**WHAT THIS TASK INVOLVES**
Your task is to give the data again, exactly, with every line intact.

**DATASET RECORDS**
_ _ _

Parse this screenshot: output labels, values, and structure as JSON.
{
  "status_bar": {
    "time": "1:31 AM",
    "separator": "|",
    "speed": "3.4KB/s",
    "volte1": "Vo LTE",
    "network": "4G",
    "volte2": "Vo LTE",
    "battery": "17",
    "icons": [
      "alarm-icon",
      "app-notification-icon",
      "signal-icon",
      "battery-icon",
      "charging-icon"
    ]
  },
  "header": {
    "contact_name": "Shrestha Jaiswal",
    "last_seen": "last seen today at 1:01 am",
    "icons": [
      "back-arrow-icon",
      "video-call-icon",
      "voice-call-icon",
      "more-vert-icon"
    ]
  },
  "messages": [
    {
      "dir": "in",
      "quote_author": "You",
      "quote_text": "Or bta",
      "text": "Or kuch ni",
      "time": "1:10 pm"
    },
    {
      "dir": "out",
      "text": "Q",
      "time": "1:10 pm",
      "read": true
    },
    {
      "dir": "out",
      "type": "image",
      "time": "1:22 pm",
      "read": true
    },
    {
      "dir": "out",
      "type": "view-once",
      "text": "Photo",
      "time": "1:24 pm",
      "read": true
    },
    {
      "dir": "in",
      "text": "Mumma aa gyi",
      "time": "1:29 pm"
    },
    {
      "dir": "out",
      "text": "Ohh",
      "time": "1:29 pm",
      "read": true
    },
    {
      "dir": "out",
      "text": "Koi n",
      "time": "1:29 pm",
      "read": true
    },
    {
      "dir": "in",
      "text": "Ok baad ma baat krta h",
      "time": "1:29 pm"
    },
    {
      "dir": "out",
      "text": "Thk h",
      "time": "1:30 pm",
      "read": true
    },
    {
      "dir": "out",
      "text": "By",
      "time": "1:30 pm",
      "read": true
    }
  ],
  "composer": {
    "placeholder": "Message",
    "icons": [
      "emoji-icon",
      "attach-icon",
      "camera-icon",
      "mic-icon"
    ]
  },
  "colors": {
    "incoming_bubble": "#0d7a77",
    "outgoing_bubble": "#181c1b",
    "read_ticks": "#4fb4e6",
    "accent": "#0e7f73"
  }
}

_ _ _

**WRITTEN SOLUTION**
Parse this screenshot: output labels, values, and structure as JSON.
{
  "status_bar": {
    "time": "1:31 AM",
    "separator": "|",
    "speed": "3.4KB/s",
    "volte1": "Vo LTE",
    "network": "4G",
    "volte2": "Vo LTE",
    "battery": "17",
    "icons": [
      "alarm-icon",
      "app-notification-icon",
      "signal-icon",
      "battery-icon",
      "charging-icon"
    ]
  },
  "header": {
    "contact_name": "Shrestha Jaiswal",
    "last_seen": "last seen today at 1:01 am",
    "icons": [
      "back-arrow-icon",
      "video-call-icon",
      "voice-call-icon",
      "more-vert-icon"
    ]
  },
  "messages": [
    {
      "dir": "in",
      "quote_author": "You",
      "quote_text": "Or bta",
      "text": "Or kuch ni",
      "time": "1:10 pm"
    },
    {
      "dir": "out",
      "text": "Q",
      "time": "1:10 pm",
      "read": true
    },
    {
      "dir": "out",
      "type": "image",
      "time": "1:22 pm",
      "read": true
    },
    {
      "dir": "out",
      "type": "view-once",
      "text": "Photo",
      "time": "1:24 pm",
      "read": true
    },
    {
      "dir": "in",
      "text": "Mumma aa gyi",
      "time": "1:29 pm"
    },
    {
      "dir": "out",
      "text": "Ohh",
      "time": "1:29 pm",
      "read": true
    },
    {
      "dir": "out",
      "text": "Koi n",
      "time": "1:29 pm",
      "read": true
    },
    {
      "dir": "in",
      "text": "Ok baad ma baat krta h",
      "time": "1:29 pm"
    },
    {
      "dir": "out",
      "text": "Thk h",
      "time": "1:30 pm",
      "read": true
    },
    {
      "dir": "out",
      "text": "By",
      "time": "1:30 pm",
      "read": true
    }
  ],
  "composer": {
    "placeholder": "Message",
    "icons": [
      "emoji-icon",
      "attach-icon",
      "camera-icon",
      "mic-icon"
    ]
  },
  "colors": {
    "incoming_bubble": "#0d7a77",
    "outgoing_bubble": "#181c1b",
    "read_ticks": "#4fb4e6",
    "accent": "#0e7f73"
  }
}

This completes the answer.